Records supplied:

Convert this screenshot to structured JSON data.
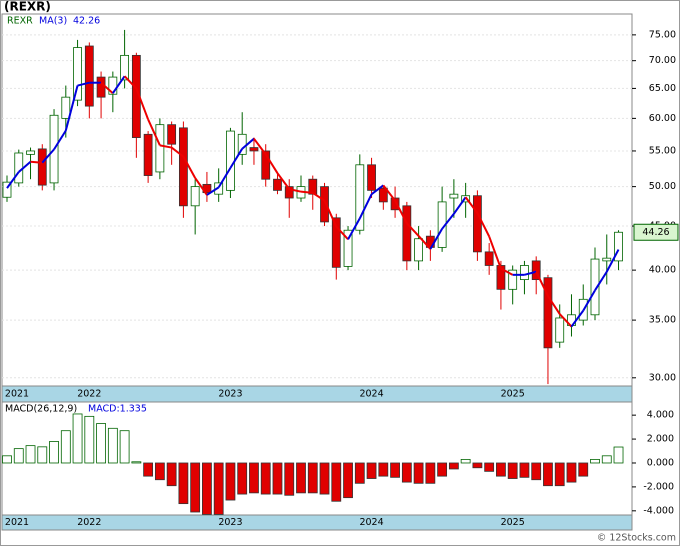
{
  "chart_data": [
    {
      "type": "candlestick",
      "title": "(REXR)",
      "name": "REXR",
      "categories": [
        "2021",
        null,
        null,
        null,
        null,
        null,
        null,
        "2022",
        null,
        null,
        null,
        null,
        null,
        null,
        null,
        null,
        null,
        null,
        null,
        "2023",
        null,
        null,
        null,
        null,
        null,
        null,
        null,
        null,
        null,
        null,
        null,
        "2024",
        null,
        null,
        null,
        null,
        null,
        null,
        null,
        null,
        null,
        null,
        null,
        "2025",
        null,
        null,
        null,
        null,
        null,
        null,
        null,
        null,
        null
      ],
      "open": [
        48.6,
        50.5,
        54.5,
        55.3,
        50.5,
        60,
        63,
        72.8,
        67,
        64,
        66.5,
        71,
        57.5,
        52,
        59,
        58.5,
        47.5,
        50.3,
        49,
        49.5,
        54.5,
        55.5,
        55,
        51,
        50,
        48.5,
        51,
        50,
        46,
        40.4,
        44.5,
        53,
        49.8,
        48.5,
        47.5,
        41,
        43.8,
        42.5,
        48.5,
        48,
        48.8,
        42,
        40.5,
        38,
        39,
        41,
        39.2,
        33,
        34.5,
        35,
        35.5,
        41,
        41
      ],
      "high": [
        51.5,
        55.2,
        55.5,
        56,
        61.5,
        65.5,
        74,
        73.5,
        68,
        68,
        76,
        71.5,
        58,
        60,
        59.5,
        59.5,
        51,
        52,
        52.5,
        58.5,
        61,
        57,
        56,
        52,
        51,
        51.5,
        51.5,
        50.5,
        46.5,
        45,
        54.5,
        54,
        50,
        50,
        48,
        45,
        44.5,
        50,
        51,
        50.5,
        49.5,
        43,
        41,
        40.5,
        41,
        41.5,
        39.5,
        36.5,
        37.5,
        38.5,
        42.5,
        44,
        44.5
      ],
      "low": [
        48,
        50,
        51,
        49.5,
        49.5,
        57,
        62,
        60,
        60,
        61,
        65,
        54,
        50.5,
        51,
        53,
        46,
        44,
        48,
        48,
        48.5,
        53,
        53,
        50,
        49,
        46,
        48,
        47,
        45,
        39,
        40,
        44,
        48.5,
        47,
        46,
        40,
        40,
        41,
        42,
        46,
        46,
        41,
        39.5,
        36,
        36.5,
        37.5,
        37.5,
        29.5,
        32.5,
        33.5,
        34.5,
        35,
        38.5,
        40
      ],
      "close": [
        50.6,
        54.7,
        55,
        50.2,
        60.5,
        63.5,
        72.5,
        62,
        63.5,
        67,
        71,
        57,
        51.5,
        59,
        56,
        47.5,
        50,
        49.2,
        50.5,
        58,
        57.5,
        55,
        51,
        49.5,
        48.5,
        50,
        49,
        45.5,
        40.3,
        44.5,
        53,
        49.5,
        48,
        47,
        41,
        43.5,
        42.5,
        48,
        49,
        48.8,
        42,
        40.5,
        38,
        40,
        40.5,
        39,
        32.5,
        35.2,
        35.5,
        37,
        41.2,
        41.3,
        44.26
      ],
      "up_color": "#006400",
      "down_color": "#e00000",
      "ma": {
        "name": "MA(3)",
        "up_color": "#0000dd",
        "down_color": "#ee0000",
        "values": [
          49.8,
          52,
          53.43,
          53.3,
          55.23,
          58.07,
          65.5,
          66,
          66,
          64.17,
          67.17,
          65,
          59.83,
          55.83,
          55.5,
          54.17,
          51.17,
          48.9,
          49.9,
          52.57,
          55.33,
          56.83,
          54.5,
          51.83,
          49.67,
          49.33,
          49.17,
          48.17,
          44.93,
          43.43,
          45.93,
          49,
          50.17,
          48.17,
          45.33,
          43.83,
          42.33,
          44.67,
          46.5,
          48.6,
          46.6,
          43.77,
          40.17,
          39.5,
          39.5,
          39.83,
          37.33,
          35.57,
          34.4,
          35.9,
          37.9,
          39.83,
          42.26
        ]
      },
      "log_scale": true,
      "ylim": [
        29.35,
        79.3
      ],
      "yticks": [
        {
          "value": 30,
          "label": "30.00"
        },
        {
          "value": 35,
          "label": "35.00"
        },
        {
          "value": 40,
          "label": "40.00"
        },
        {
          "value": 45,
          "label": "45.00"
        },
        {
          "value": 50,
          "label": "50.00"
        },
        {
          "value": 55,
          "label": "55.00"
        },
        {
          "value": 60,
          "label": "60.00"
        },
        {
          "value": 65,
          "label": "65.00"
        },
        {
          "value": 70,
          "label": "70.00"
        },
        {
          "value": 75,
          "label": "75.00"
        }
      ],
      "grid": true
    },
    {
      "type": "bar",
      "title": "MACD(26,12,9)",
      "label": "MACD:1.335",
      "categories": [
        "2021",
        null,
        null,
        null,
        null,
        null,
        null,
        "2022",
        null,
        null,
        null,
        null,
        null,
        null,
        null,
        null,
        null,
        null,
        null,
        "2023",
        null,
        null,
        null,
        null,
        null,
        null,
        null,
        null,
        null,
        null,
        null,
        "2024",
        null,
        null,
        null,
        null,
        null,
        null,
        null,
        null,
        null,
        null,
        null,
        "2025",
        null,
        null,
        null,
        null,
        null,
        null,
        null,
        null,
        null
      ],
      "values": [
        0.6,
        1.2,
        1.45,
        1.35,
        1.8,
        2.7,
        4.1,
        3.9,
        3.3,
        2.9,
        2.7,
        0.1,
        -1.1,
        -1.4,
        -1.9,
        -3.4,
        -4.1,
        -4.3,
        -4.3,
        -3.1,
        -2.6,
        -2.5,
        -2.6,
        -2.6,
        -2.7,
        -2.5,
        -2.5,
        -2.6,
        -3.2,
        -2.9,
        -1.7,
        -1.3,
        -1.1,
        -1.2,
        -1.6,
        -1.7,
        -1.7,
        -1.1,
        -0.5,
        0.3,
        -0.4,
        -0.7,
        -1.1,
        -1.3,
        -1.2,
        -1.4,
        -1.9,
        -1.9,
        -1.6,
        -1.1,
        0.3,
        0.6,
        1.335
      ],
      "up_color": "#006400",
      "down_color": "#e00000",
      "ylim": [
        -4.35,
        5.1
      ],
      "yticks": [
        {
          "value": 4,
          "label": "4.000"
        },
        {
          "value": 2,
          "label": "2.000"
        },
        {
          "value": 0,
          "label": "0.000"
        },
        {
          "value": -2,
          "label": "-2.000"
        },
        {
          "value": -4,
          "label": "-4.000"
        }
      ]
    }
  ],
  "footer": "© 12Stocks.com"
}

Requirements: All the records need to be repeated exactly, with the images dropped.

Reply:
Convert this screenshot to structured JSON data.
{
  "chart_data": [
    {
      "type": "candlestick",
      "title": "(REXR)",
      "name": "REXR",
      "categories": [
        "2021",
        null,
        null,
        null,
        null,
        null,
        null,
        "2022",
        null,
        null,
        null,
        null,
        null,
        null,
        null,
        null,
        null,
        null,
        null,
        "2023",
        null,
        null,
        null,
        null,
        null,
        null,
        null,
        null,
        null,
        null,
        null,
        "2024",
        null,
        null,
        null,
        null,
        null,
        null,
        null,
        null,
        null,
        null,
        null,
        "2025",
        null,
        null,
        null,
        null,
        null,
        null,
        null,
        null,
        null
      ],
      "open": [
        48.6,
        50.5,
        54.5,
        55.3,
        50.5,
        60,
        63,
        72.8,
        67,
        64,
        66.5,
        71,
        57.5,
        52,
        59,
        58.5,
        47.5,
        50.3,
        49,
        49.5,
        54.5,
        55.5,
        55,
        51,
        50,
        48.5,
        51,
        50,
        46,
        40.4,
        44.5,
        53,
        49.8,
        48.5,
        47.5,
        41,
        43.8,
        42.5,
        48.5,
        48,
        48.8,
        42,
        40.5,
        38,
        39,
        41,
        39.2,
        33,
        34.5,
        35,
        35.5,
        41,
        41
      ],
      "high": [
        51.5,
        55.2,
        55.5,
        56,
        61.5,
        65.5,
        74,
        73.5,
        68,
        68,
        76,
        71.5,
        58,
        60,
        59.5,
        59.5,
        51,
        52,
        52.5,
        58.5,
        61,
        57,
        56,
        52,
        51,
        51.5,
        51.5,
        50.5,
        46.5,
        45,
        54.5,
        54,
        50,
        50,
        48,
        45,
        44.5,
        50,
        51,
        50.5,
        49.5,
        43,
        41,
        40.5,
        41,
        41.5,
        39.5,
        36.5,
        37.5,
        38.5,
        42.5,
        44,
        44.5
      ],
      "low": [
        48,
        50,
        51,
        49.5,
        49.5,
        57,
        62,
        60,
        60,
        61,
        65,
        54,
        50.5,
        51,
        53,
        46,
        44,
        48,
        48,
        48.5,
        53,
        53,
        50,
        49,
        46,
        48,
        47,
        45,
        39,
        40,
        44,
        48.5,
        47,
        46,
        40,
        40,
        41,
        42,
        46,
        46,
        41,
        39.5,
        36,
        36.5,
        37.5,
        37.5,
        29.5,
        32.5,
        33.5,
        34.5,
        35,
        38.5,
        40
      ],
      "close": [
        50.6,
        54.7,
        55,
        50.2,
        60.5,
        63.5,
        72.5,
        62,
        63.5,
        67,
        71,
        57,
        51.5,
        59,
        56,
        47.5,
        50,
        49.2,
        50.5,
        58,
        57.5,
        55,
        51,
        49.5,
        48.5,
        50,
        49,
        45.5,
        40.3,
        44.5,
        53,
        49.5,
        48,
        47,
        41,
        43.5,
        42.5,
        48,
        49,
        48.8,
        42,
        40.5,
        38,
        40,
        40.5,
        39,
        32.5,
        35.2,
        35.5,
        37,
        41.2,
        41.3,
        44.26
      ],
      "up_color": "#006400",
      "down_color": "#e00000",
      "ma": {
        "name": "MA(3)",
        "up_color": "#0000dd",
        "down_color": "#ee0000",
        "values": [
          49.8,
          52,
          53.43,
          53.3,
          55.23,
          58.07,
          65.5,
          66,
          66,
          64.17,
          67.17,
          65,
          59.83,
          55.83,
          55.5,
          54.17,
          51.17,
          48.9,
          49.9,
          52.57,
          55.33,
          56.83,
          54.5,
          51.83,
          49.67,
          49.33,
          49.17,
          48.17,
          44.93,
          43.43,
          45.93,
          49,
          50.17,
          48.17,
          45.33,
          43.83,
          42.33,
          44.67,
          46.5,
          48.6,
          46.6,
          43.77,
          40.17,
          39.5,
          39.5,
          39.83,
          37.33,
          35.57,
          34.4,
          35.9,
          37.9,
          39.83,
          42.26
        ]
      },
      "log_scale": true,
      "ylim": [
        29.35,
        79.3
      ],
      "yticks": [
        {
          "value": 30,
          "label": "30.00"
        },
        {
          "value": 35,
          "label": "35.00"
        },
        {
          "value": 40,
          "label": "40.00"
        },
        {
          "value": 45,
          "label": "45.00"
        },
        {
          "value": 50,
          "label": "50.00"
        },
        {
          "value": 55,
          "label": "55.00"
        },
        {
          "value": 60,
          "label": "60.00"
        },
        {
          "value": 65,
          "label": "65.00"
        },
        {
          "value": 70,
          "label": "70.00"
        },
        {
          "value": 75,
          "label": "75.00"
        }
      ],
      "grid": true
    },
    {
      "type": "bar",
      "title": "MACD(26,12,9)",
      "label": "MACD:1.335",
      "categories": [
        "2021",
        null,
        null,
        null,
        null,
        null,
        null,
        "2022",
        null,
        null,
        null,
        null,
        null,
        null,
        null,
        null,
        null,
        null,
        null,
        "2023",
        null,
        null,
        null,
        null,
        null,
        null,
        null,
        null,
        null,
        null,
        null,
        "2024",
        null,
        null,
        null,
        null,
        null,
        null,
        null,
        null,
        null,
        null,
        null,
        "2025",
        null,
        null,
        null,
        null,
        null,
        null,
        null,
        null,
        null
      ],
      "values": [
        0.6,
        1.2,
        1.45,
        1.35,
        1.8,
        2.7,
        4.1,
        3.9,
        3.3,
        2.9,
        2.7,
        0.1,
        -1.1,
        -1.4,
        -1.9,
        -3.4,
        -4.1,
        -4.3,
        -4.3,
        -3.1,
        -2.6,
        -2.5,
        -2.6,
        -2.6,
        -2.7,
        -2.5,
        -2.5,
        -2.6,
        -3.2,
        -2.9,
        -1.7,
        -1.3,
        -1.1,
        -1.2,
        -1.6,
        -1.7,
        -1.7,
        -1.1,
        -0.5,
        0.3,
        -0.4,
        -0.7,
        -1.1,
        -1.3,
        -1.2,
        -1.4,
        -1.9,
        -1.9,
        -1.6,
        -1.1,
        0.3,
        0.6,
        1.335
      ],
      "up_color": "#006400",
      "down_color": "#e00000",
      "ylim": [
        -4.35,
        5.1
      ],
      "yticks": [
        {
          "value": 4,
          "label": "4.000"
        },
        {
          "value": 2,
          "label": "2.000"
        },
        {
          "value": 0,
          "label": "0.000"
        },
        {
          "value": -2,
          "label": "-2.000"
        },
        {
          "value": -4,
          "label": "-4.000"
        }
      ]
    }
  ],
  "footer": "© 12Stocks.com"
}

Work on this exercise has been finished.